(Records supplied begins)
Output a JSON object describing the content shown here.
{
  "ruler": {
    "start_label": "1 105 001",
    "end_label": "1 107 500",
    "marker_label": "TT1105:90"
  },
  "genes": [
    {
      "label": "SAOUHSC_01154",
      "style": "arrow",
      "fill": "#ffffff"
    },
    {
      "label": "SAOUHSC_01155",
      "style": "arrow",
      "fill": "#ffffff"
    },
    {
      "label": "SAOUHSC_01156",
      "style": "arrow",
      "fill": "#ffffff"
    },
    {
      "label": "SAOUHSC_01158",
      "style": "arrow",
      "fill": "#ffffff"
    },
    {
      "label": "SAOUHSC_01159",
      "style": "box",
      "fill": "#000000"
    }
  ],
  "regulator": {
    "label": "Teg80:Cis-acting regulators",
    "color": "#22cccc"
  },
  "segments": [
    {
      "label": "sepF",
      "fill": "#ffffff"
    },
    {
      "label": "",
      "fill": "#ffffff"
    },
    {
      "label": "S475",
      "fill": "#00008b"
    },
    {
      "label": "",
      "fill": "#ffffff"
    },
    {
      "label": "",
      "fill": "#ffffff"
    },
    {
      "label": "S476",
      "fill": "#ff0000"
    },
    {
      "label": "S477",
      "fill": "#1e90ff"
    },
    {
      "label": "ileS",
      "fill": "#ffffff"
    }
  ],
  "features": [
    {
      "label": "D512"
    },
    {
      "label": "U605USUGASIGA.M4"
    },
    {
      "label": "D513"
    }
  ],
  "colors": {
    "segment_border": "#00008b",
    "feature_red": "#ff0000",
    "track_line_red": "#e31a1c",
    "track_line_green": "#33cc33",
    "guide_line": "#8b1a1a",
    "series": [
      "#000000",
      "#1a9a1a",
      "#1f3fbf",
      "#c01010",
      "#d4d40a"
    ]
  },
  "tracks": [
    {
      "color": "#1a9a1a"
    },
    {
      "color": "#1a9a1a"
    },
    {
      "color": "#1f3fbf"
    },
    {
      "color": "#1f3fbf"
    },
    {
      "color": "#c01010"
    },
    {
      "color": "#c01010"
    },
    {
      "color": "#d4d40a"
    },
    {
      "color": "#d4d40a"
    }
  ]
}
(Records supplied ends)
* **Task requirements**: Word for word, copy out all the data given above.

* **Finished exercise**:
Output a JSON object describing the content shown here.
{
  "ruler": {
    "start_label": "1 105 001",
    "end_label": "1 107 500",
    "marker_label": "TT1105:90"
  },
  "genes": [
    {
      "label": "SAOUHSC_01154",
      "style": "arrow",
      "fill": "#ffffff"
    },
    {
      "label": "SAOUHSC_01155",
      "style": "arrow",
      "fill": "#ffffff"
    },
    {
      "label": "SAOUHSC_01156",
      "style": "arrow",
      "fill": "#ffffff"
    },
    {
      "label": "SAOUHSC_01158",
      "style": "arrow",
      "fill": "#ffffff"
    },
    {
      "label": "SAOUHSC_01159",
      "style": "box",
      "fill": "#000000"
    }
  ],
  "regulator": {
    "label": "Teg80:Cis-acting regulators",
    "color": "#22cccc"
  },
  "segments": [
    {
      "label": "sepF",
      "fill": "#ffffff"
    },
    {
      "label": "",
      "fill": "#ffffff"
    },
    {
      "label": "S475",
      "fill": "#00008b"
    },
    {
      "label": "",
      "fill": "#ffffff"
    },
    {
      "label": "",
      "fill": "#ffffff"
    },
    {
      "label": "S476",
      "fill": "#ff0000"
    },
    {
      "label": "S477",
      "fill": "#1e90ff"
    },
    {
      "label": "ileS",
      "fill": "#ffffff"
    }
  ],
  "features": [
    {
      "label": "D512"
    },
    {
      "label": "U605USUGASIGA.M4"
    },
    {
      "label": "D513"
    }
  ],
  "colors": {
    "segment_border": "#00008b",
    "feature_red": "#ff0000",
    "track_line_red": "#e31a1c",
    "track_line_green": "#33cc33",
    "guide_line": "#8b1a1a",
    "series": [
      "#000000",
      "#1a9a1a",
      "#1f3fbf",
      "#c01010",
      "#d4d40a"
    ]
  },
  "tracks": [
    {
      "color": "#1a9a1a"
    },
    {
      "color": "#1a9a1a"
    },
    {
      "color": "#1f3fbf"
    },
    {
      "color": "#1f3fbf"
    },
    {
      "color": "#c01010"
    },
    {
      "color": "#c01010"
    },
    {
      "color": "#d4d40a"
    },
    {
      "color": "#d4d40a"
    }
  ]
}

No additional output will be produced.